■ Task instructions ■
Copy out word for word the lines of the listing from the line with "text-line: Требования настоящего" to the line with "text-line: а) в", including both of those lines.

■ Dataset extract ■
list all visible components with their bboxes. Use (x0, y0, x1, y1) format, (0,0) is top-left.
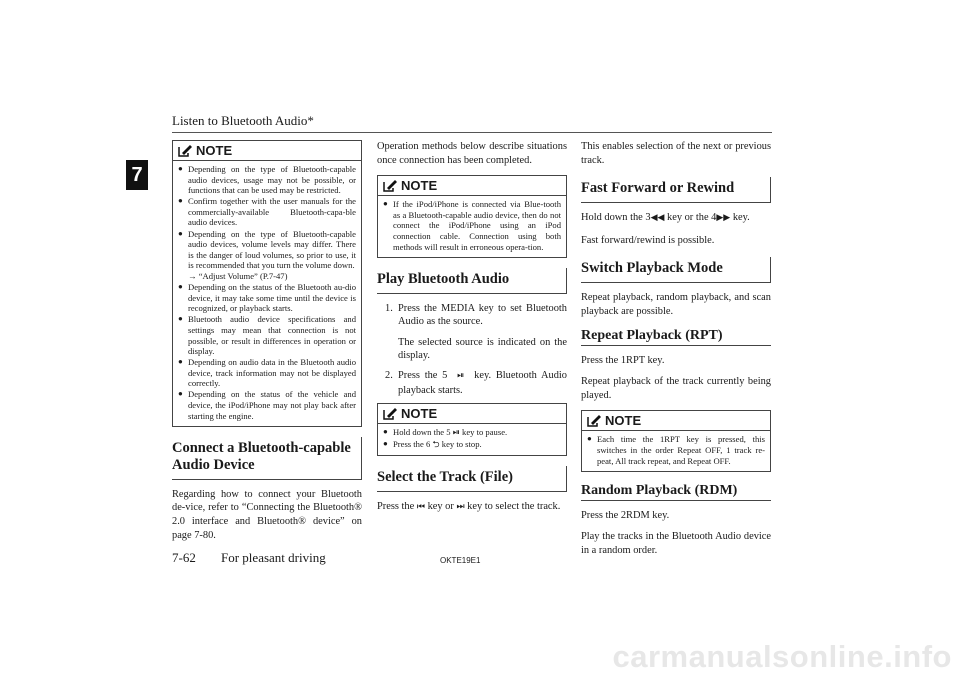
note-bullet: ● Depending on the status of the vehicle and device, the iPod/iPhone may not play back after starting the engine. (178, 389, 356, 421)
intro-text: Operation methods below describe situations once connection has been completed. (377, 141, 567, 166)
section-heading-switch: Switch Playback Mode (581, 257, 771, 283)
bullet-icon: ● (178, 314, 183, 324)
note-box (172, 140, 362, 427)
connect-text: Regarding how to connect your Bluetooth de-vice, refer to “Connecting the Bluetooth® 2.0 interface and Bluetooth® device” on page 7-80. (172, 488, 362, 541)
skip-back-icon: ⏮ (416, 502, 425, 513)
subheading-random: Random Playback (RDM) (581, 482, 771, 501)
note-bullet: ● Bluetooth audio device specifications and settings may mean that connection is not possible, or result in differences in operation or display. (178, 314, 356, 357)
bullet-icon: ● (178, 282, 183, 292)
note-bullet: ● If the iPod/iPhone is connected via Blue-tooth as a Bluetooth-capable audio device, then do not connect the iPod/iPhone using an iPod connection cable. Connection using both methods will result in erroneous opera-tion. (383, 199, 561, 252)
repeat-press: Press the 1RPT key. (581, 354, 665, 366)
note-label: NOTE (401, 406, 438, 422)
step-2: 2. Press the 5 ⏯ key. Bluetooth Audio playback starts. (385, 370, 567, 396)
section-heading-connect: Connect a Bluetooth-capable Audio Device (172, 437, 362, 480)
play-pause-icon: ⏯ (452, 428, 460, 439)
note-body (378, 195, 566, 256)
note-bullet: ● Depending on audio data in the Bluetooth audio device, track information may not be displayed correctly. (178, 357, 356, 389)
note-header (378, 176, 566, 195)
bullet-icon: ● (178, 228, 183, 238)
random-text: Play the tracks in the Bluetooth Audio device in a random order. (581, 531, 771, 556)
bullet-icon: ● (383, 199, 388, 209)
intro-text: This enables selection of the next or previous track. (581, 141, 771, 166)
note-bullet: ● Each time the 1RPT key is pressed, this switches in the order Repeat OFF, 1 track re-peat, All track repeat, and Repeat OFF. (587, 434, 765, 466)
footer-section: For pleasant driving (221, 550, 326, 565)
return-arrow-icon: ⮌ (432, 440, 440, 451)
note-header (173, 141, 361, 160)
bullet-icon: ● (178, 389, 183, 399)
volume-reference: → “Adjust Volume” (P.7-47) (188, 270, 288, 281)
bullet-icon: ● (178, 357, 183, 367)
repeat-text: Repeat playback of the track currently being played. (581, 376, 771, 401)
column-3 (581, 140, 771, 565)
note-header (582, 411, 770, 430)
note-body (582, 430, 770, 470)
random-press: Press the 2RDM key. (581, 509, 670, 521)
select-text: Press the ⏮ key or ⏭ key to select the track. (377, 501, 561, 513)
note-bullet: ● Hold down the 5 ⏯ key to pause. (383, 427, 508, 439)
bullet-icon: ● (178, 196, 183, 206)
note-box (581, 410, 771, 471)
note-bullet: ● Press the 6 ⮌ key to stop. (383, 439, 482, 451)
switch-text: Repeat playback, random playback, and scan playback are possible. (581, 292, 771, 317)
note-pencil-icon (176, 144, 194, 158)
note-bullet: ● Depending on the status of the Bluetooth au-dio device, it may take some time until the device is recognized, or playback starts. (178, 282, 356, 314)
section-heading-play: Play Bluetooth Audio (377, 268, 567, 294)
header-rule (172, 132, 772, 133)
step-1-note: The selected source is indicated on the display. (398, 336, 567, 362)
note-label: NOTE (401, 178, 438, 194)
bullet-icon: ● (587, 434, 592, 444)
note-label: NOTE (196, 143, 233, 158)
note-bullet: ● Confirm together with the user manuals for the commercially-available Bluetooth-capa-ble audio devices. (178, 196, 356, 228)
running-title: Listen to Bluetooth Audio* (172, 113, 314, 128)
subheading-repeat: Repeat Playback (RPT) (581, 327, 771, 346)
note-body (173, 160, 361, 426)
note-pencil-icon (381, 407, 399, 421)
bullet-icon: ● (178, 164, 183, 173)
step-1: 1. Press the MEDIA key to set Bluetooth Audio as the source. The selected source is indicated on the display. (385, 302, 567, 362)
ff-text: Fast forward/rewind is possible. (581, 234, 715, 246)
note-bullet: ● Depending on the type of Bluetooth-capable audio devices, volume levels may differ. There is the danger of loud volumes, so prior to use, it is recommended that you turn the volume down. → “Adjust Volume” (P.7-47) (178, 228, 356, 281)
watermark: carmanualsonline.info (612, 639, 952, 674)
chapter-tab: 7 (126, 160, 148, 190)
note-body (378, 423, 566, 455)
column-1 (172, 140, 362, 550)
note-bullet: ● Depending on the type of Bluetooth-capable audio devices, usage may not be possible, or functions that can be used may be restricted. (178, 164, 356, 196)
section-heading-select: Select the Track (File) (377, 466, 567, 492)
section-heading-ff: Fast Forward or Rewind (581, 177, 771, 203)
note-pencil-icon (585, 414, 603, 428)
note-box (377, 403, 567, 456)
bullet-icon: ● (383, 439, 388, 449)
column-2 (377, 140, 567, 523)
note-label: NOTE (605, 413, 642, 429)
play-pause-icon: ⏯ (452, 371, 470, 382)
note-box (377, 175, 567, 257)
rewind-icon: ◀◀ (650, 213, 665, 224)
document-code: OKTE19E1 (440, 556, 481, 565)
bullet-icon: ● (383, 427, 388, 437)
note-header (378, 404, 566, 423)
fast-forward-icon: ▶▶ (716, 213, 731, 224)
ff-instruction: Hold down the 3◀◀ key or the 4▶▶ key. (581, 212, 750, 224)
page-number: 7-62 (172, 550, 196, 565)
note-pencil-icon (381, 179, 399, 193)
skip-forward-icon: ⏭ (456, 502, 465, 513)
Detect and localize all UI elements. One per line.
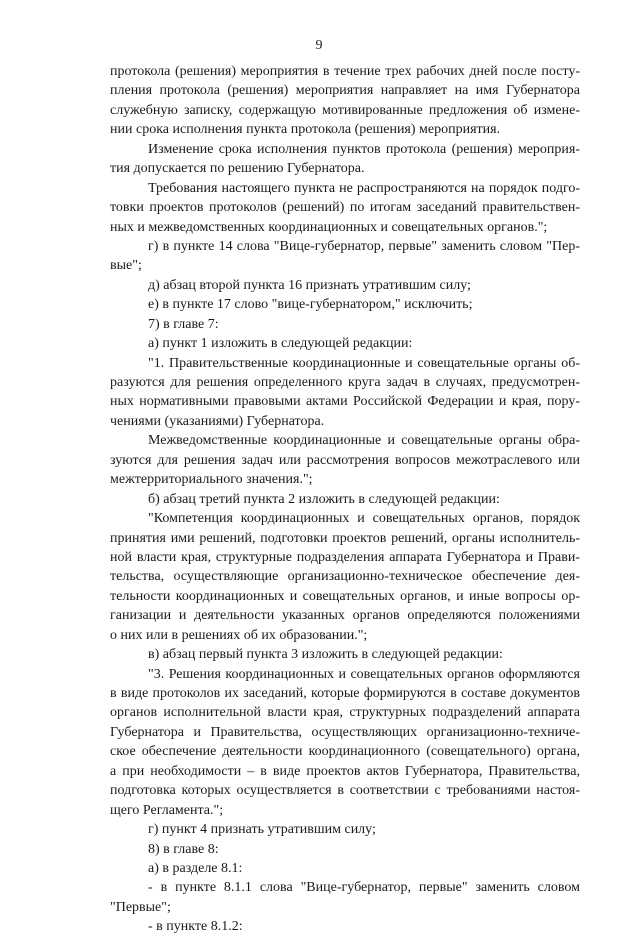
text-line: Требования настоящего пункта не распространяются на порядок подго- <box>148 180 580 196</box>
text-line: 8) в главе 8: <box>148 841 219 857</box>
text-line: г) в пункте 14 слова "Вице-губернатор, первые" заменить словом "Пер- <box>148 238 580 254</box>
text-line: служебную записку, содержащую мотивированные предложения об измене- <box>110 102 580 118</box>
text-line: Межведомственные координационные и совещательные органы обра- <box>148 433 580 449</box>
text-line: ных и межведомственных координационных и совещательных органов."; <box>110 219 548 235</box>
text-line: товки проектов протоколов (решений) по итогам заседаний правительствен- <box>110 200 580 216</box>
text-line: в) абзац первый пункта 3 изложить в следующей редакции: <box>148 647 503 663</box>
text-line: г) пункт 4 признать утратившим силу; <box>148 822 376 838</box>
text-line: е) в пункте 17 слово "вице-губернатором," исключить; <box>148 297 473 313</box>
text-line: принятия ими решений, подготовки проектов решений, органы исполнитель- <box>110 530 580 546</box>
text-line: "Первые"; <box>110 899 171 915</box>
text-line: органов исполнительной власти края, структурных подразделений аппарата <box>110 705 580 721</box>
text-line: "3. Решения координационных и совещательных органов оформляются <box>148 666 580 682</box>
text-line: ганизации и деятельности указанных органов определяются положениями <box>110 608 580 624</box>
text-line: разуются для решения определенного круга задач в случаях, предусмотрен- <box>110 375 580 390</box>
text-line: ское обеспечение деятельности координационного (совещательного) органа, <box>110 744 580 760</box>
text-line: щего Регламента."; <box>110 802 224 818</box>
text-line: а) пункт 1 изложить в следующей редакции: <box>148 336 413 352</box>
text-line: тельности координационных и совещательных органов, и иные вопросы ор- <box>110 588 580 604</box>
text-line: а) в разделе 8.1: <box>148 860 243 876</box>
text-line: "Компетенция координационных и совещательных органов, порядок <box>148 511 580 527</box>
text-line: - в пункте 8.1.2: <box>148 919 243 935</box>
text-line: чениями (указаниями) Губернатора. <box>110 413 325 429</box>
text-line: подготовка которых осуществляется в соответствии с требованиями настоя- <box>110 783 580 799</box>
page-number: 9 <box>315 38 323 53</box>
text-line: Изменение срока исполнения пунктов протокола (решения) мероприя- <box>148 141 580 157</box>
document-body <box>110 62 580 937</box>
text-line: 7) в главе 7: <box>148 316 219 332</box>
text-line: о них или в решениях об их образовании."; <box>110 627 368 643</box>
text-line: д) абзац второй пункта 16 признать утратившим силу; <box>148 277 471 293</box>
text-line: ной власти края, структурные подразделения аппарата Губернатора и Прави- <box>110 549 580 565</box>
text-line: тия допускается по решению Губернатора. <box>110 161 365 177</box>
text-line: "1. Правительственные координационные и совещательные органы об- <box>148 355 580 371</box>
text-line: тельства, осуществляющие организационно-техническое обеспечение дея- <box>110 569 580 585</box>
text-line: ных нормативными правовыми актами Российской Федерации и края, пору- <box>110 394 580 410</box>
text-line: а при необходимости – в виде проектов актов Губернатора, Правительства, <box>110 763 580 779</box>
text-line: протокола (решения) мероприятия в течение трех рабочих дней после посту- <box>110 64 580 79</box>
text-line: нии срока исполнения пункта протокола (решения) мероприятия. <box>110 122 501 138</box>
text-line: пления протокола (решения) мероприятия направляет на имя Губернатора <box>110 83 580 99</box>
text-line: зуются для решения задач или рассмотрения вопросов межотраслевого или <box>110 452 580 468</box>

■ Full output ■
text-line: Требования настоящего пункта не распространяются на порядок подго- <box>148 180 580 196</box>
text-line: 8) в главе 8: <box>148 841 219 857</box>
text-line: г) в пункте 14 слова "Вице-губернатор, первые" заменить словом "Пер- <box>148 238 580 254</box>
text-line: служебную записку, содержащую мотивированные предложения об измене- <box>110 102 580 118</box>
text-line: Межведомственные координационные и совещательные органы обра- <box>148 433 580 449</box>
text-line: ных и межведомственных координационных и совещательных органов."; <box>110 219 548 235</box>
text-line: товки проектов протоколов (решений) по итогам заседаний правительствен- <box>110 200 580 216</box>
text-line: в) абзац первый пункта 3 изложить в следующей редакции: <box>148 647 503 663</box>
text-line: г) пункт 4 признать утратившим силу; <box>148 822 376 838</box>
text-line: е) в пункте 17 слово "вице-губернатором," исключить; <box>148 297 473 313</box>
text-line: принятия ими решений, подготовки проектов решений, органы исполнитель- <box>110 530 580 546</box>
text-line: "Первые"; <box>110 899 171 915</box>
text-line: органов исполнительной власти края, структурных подразделений аппарата <box>110 705 580 721</box>
text-line: "3. Решения координационных и совещательных органов оформляются <box>148 666 580 682</box>
text-line: ганизации и деятельности указанных органов определяются положениями <box>110 608 580 624</box>
text-line: разуются для решения определенного круга задач в случаях, предусмотрен- <box>110 375 580 390</box>
text-line: ское обеспечение деятельности координационного (совещательного) органа, <box>110 744 580 760</box>
text-line: щего Регламента."; <box>110 802 224 818</box>
text-line: а) пункт 1 изложить в следующей редакции: <box>148 336 413 352</box>
text-line: тельности координационных и совещательных органов, и иные вопросы ор- <box>110 588 580 604</box>
text-line: а) в разделе 8.1: <box>148 860 243 876</box>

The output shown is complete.